Data listing
— Begin —

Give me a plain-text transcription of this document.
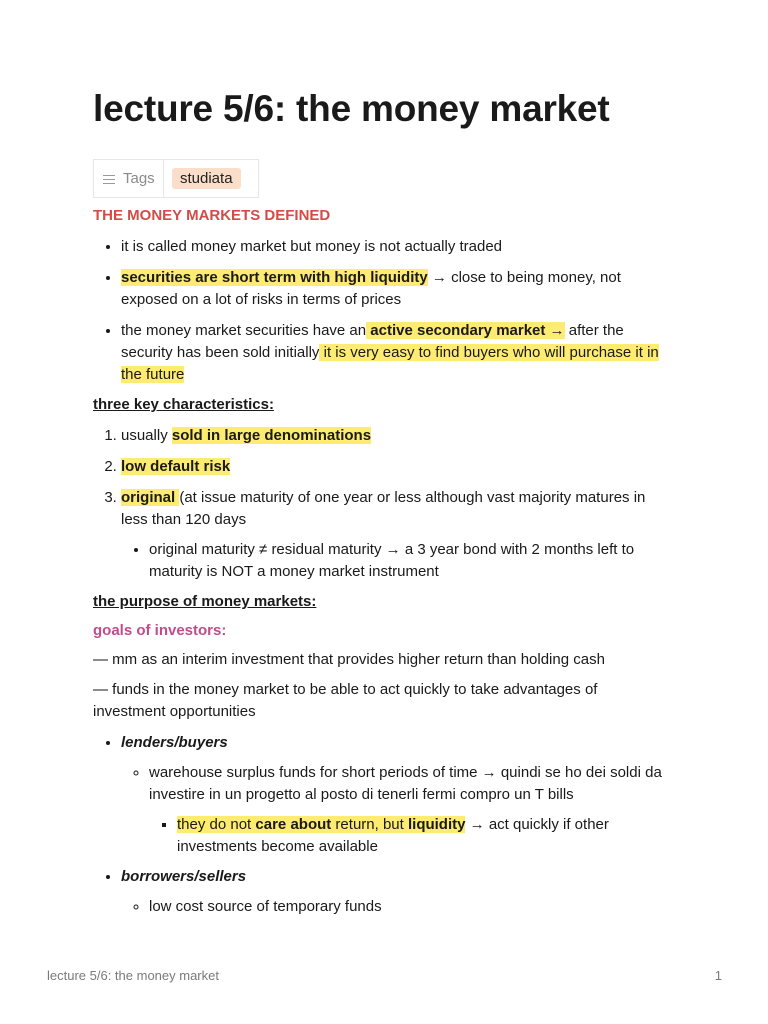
lecture 5/6: the money market
Tags	studiata

THE MONEY MARKETS DEFINED

• it is called money market but money is not actually traded
• securities are short term with high liquidity → close to being money, not exposed on a lot of risks in terms of prices
• the money market securities have an active secondary market → after the security has been sold initially it is very easy to find buyers who will purchase it in the future

three key characteristics:

1. usually sold in large denominations
2. low default risk
3. original (at issue maturity of one year or less although vast majority matures in less than 120 days
• original maturity ≠ residual maturity → a 3 year bond with 2 months left to maturity is NOT a money market instrument

the purpose of money markets:

goals of investors:

— mm as an interim investment that provides higher return than holding cash

— funds in the money market to be able to act quickly to take advantages of investment opportunities

• lenders/buyers
◦ warehouse surplus funds for short periods of time → quindi se ho dei soldi da investire in un progetto al posto di tenerli fermi compro un T bills
▪ they do not care about return, but liquidity → act quickly if other investments become available
• borrowers/sellers
◦ low cost source of temporary funds
lecture 5/6: the money market	1
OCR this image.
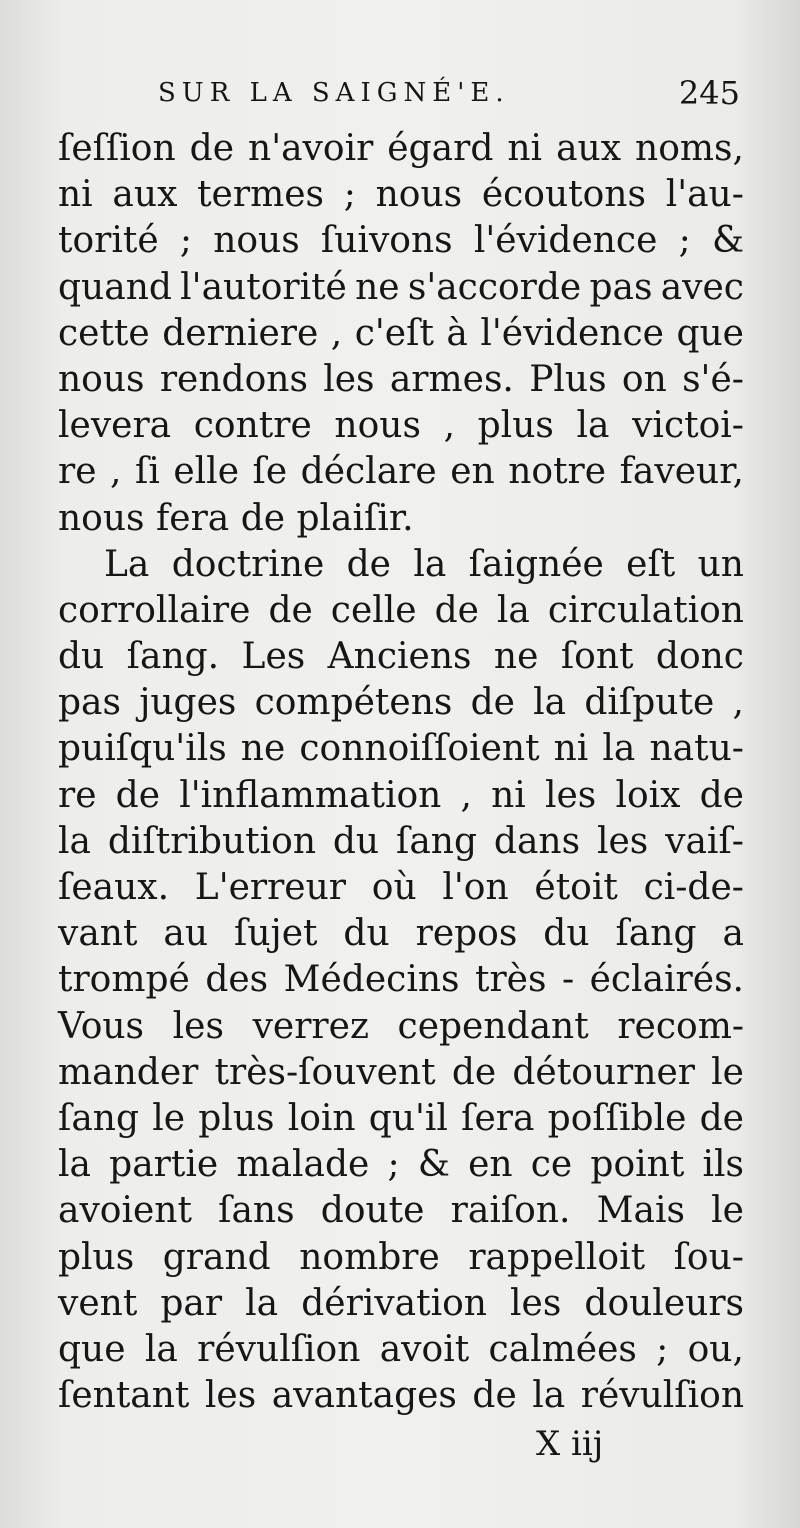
SUR LA SAIGNÉ'E.	245
ſeſſion de n'avoir égard ni aux noms,
ni aux termes ; nous écoutons l'au-
torité ; nous ſuivons l'évidence ; &
quand l'autorité ne s'accorde pas avec
cette derniere , c'eſt à l'évidence que
nous rendons les armes. Plus on s'é-
levera contre nous , plus la victoi-
re , ſi elle ſe déclare en notre faveur,
nous fera de plaiſir.
La doctrine de la ſaignée eſt un
corrollaire de celle de la circulation
du ſang. Les Anciens ne ſont donc
pas juges compétens de la diſpute ,
puiſqu'ils ne connoiſſoient ni la natu-
re de l'inflammation , ni les loix de
la diſtribution du ſang dans les vaiſ-
ſeaux. L'erreur où l'on étoit ci-de-
vant au ſujet du repos du ſang a
trompé des Médecins très - éclairés.
Vous les verrez cependant recom-
mander très-ſouvent de détourner le
ſang le plus loin qu'il ſera poſſible de
la partie malade ; & en ce point ils
avoient ſans doute raiſon. Mais le
plus grand nombre rappelloit ſou-
vent par la dérivation les douleurs
que la révulſion avoit calmées ; ou,
ſentant les avantages de la révulſion
X iij
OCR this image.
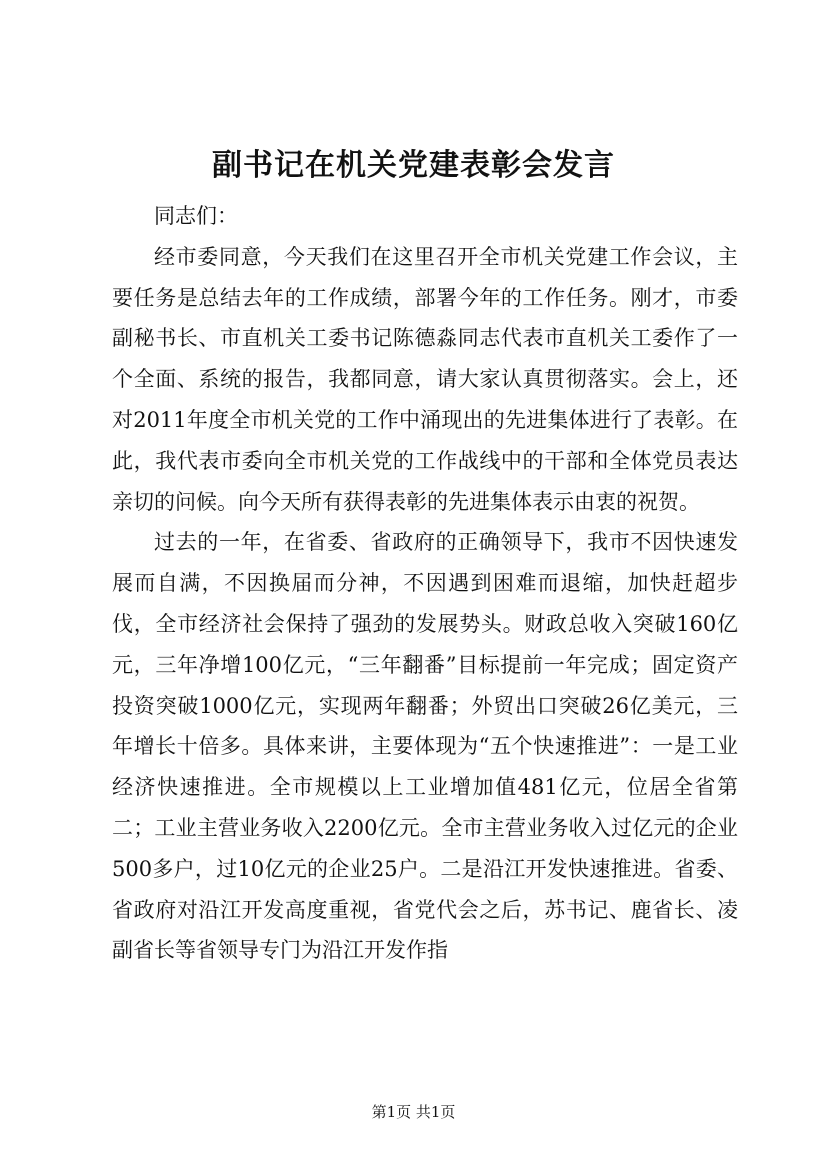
副书记在机关党建表彰会发言

同志们：

经市委同意，今天我们在这里召开全市机关党建工作会议，主要任务是总结去年的工作成绩，部署今年的工作任务。刚才，市委副秘书长、市直机关工委书记陈德淼同志代表市直机关工委作了一个全面、系统的报告，我都同意，请大家认真贯彻落实。会上，还对2011年度全市机关党的工作中涌现出的先进集体进行了表彰。在此，我代表市委向全市机关党的工作战线中的干部和全体党员表达亲切的问候。向今天所有获得表彰的先进集体表示由衷的祝贺。

过去的一年，在省委、省政府的正确领导下，我市不因快速发展而自满，不因换届而分神，不因遇到困难而退缩，加快赶超步伐，全市经济社会保持了强劲的发展势头。财政总收入突破160亿元，三年净增100亿元，“三年翻番”目标提前一年完成；固定资产投资突破1000亿元，实现两年翻番；外贸出口突破26亿美元，三年增长十倍多。具体来讲，主要体现为“五个快速推进”：一是工业经济快速推进。全市规模以上工业增加值481亿元，位居全省第二；工业主营业务收入2200亿元。全市主营业务收入过亿元的企业500多户，过10亿元的企业25户。二是沿江开发快速推进。省委、省政府对沿江开发高度重视，省党代会之后，苏书记、鹿省长、凌副省长等省领导专门为沿江开发作指

第1页 共1页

— End —

What the task asks
Transcribe each line above verbatim, with the pictures left out.

Answer to this task
Give me a plain-text transcription of this document.
lecture 5/6: the money market
Tags	studiata

THE MONEY MARKETS DEFINED

• it is called money market but money is not actually traded
• securities are short term with high liquidity → close to being money, not exposed on a lot of risks in terms of prices
• the money market securities have an active secondary market → after the security has been sold initially it is very easy to find buyers who will purchase it in the future

three key characteristics:

1. usually sold in large denominations
2. low default risk
3. original (at issue maturity of one year or less although vast majority matures in less than 120 days
• original maturity ≠ residual maturity → a 3 year bond with 2 months left to maturity is NOT a money market instrument

the purpose of money markets:

goals of investors:

— mm as an interim investment that provides higher return than holding cash

— funds in the money market to be able to act quickly to take advantages of investment opportunities

• lenders/buyers
◦ warehouse surplus funds for short periods of time → quindi se ho dei soldi da investire in un progetto al posto di tenerli fermi compro un T bills
▪ they do not care about return, but liquidity → act quickly if other investments become available
• borrowers/sellers
◦ low cost source of temporary funds
lecture 5/6: the money market	1
OCR this image.
SUR LA SAIGNÉ'E.	245
ſeſſion de n'avoir égard ni aux noms,
ni aux termes ; nous écoutons l'au-
torité ; nous ſuivons l'évidence ; &
quand l'autorité ne s'accorde pas avec
cette derniere , c'eſt à l'évidence que
nous rendons les armes. Plus on s'é-
levera contre nous , plus la victoi-
re , ſi elle ſe déclare en notre faveur,
nous fera de plaiſir.
La doctrine de la ſaignée eſt un
corrollaire de celle de la circulation
du ſang. Les Anciens ne ſont donc
pas juges compétens de la diſpute ,
puiſqu'ils ne connoiſſoient ni la natu-
re de l'inflammation , ni les loix de
la diſtribution du ſang dans les vaiſ-
ſeaux. L'erreur où l'on étoit ci-de-
vant au ſujet du repos du ſang a
trompé des Médecins très - éclairés.
Vous les verrez cependant recom-
mander très-ſouvent de détourner le
ſang le plus loin qu'il ſera poſſible de
la partie malade ; & en ce point ils
avoient ſans doute raiſon. Mais le
plus grand nombre rappelloit ſou-
vent par la dérivation les douleurs
que la révulſion avoit calmées ; ou,
ſentant les avantages de la révulſion
X iij
OCR this image.
副书记在机关党建表彰会发言

同志们：

经市委同意，今天我们在这里召开全市机关党建工作会议，主要任务是总结去年的工作成绩，部署今年的工作任务。刚才，市委副秘书长、市直机关工委书记陈德淼同志代表市直机关工委作了一个全面、系统的报告，我都同意，请大家认真贯彻落实。会上，还对2011年度全市机关党的工作中涌现出的先进集体进行了表彰。在此，我代表市委向全市机关党的工作战线中的干部和全体党员表达亲切的问候。向今天所有获得表彰的先进集体表示由衷的祝贺。

过去的一年，在省委、省政府的正确领导下，我市不因快速发展而自满，不因换届而分神，不因遇到困难而退缩，加快赶超步伐，全市经济社会保持了强劲的发展势头。财政总收入突破160亿元，三年净增100亿元，“三年翻番”目标提前一年完成；固定资产投资突破1000亿元，实现两年翻番；外贸出口突破26亿美元，三年增长十倍多。具体来讲，主要体现为“五个快速推进”：一是工业经济快速推进。全市规模以上工业增加值481亿元，位居全省第二；工业主营业务收入2200亿元。全市主营业务收入过亿元的企业500多户，过10亿元的企业25户。二是沿江开发快速推进。省委、省政府对沿江开发高度重视，省党代会之后，苏书记、鹿省长、凌副省长等省领导专门为沿江开发作指

第1页 共1页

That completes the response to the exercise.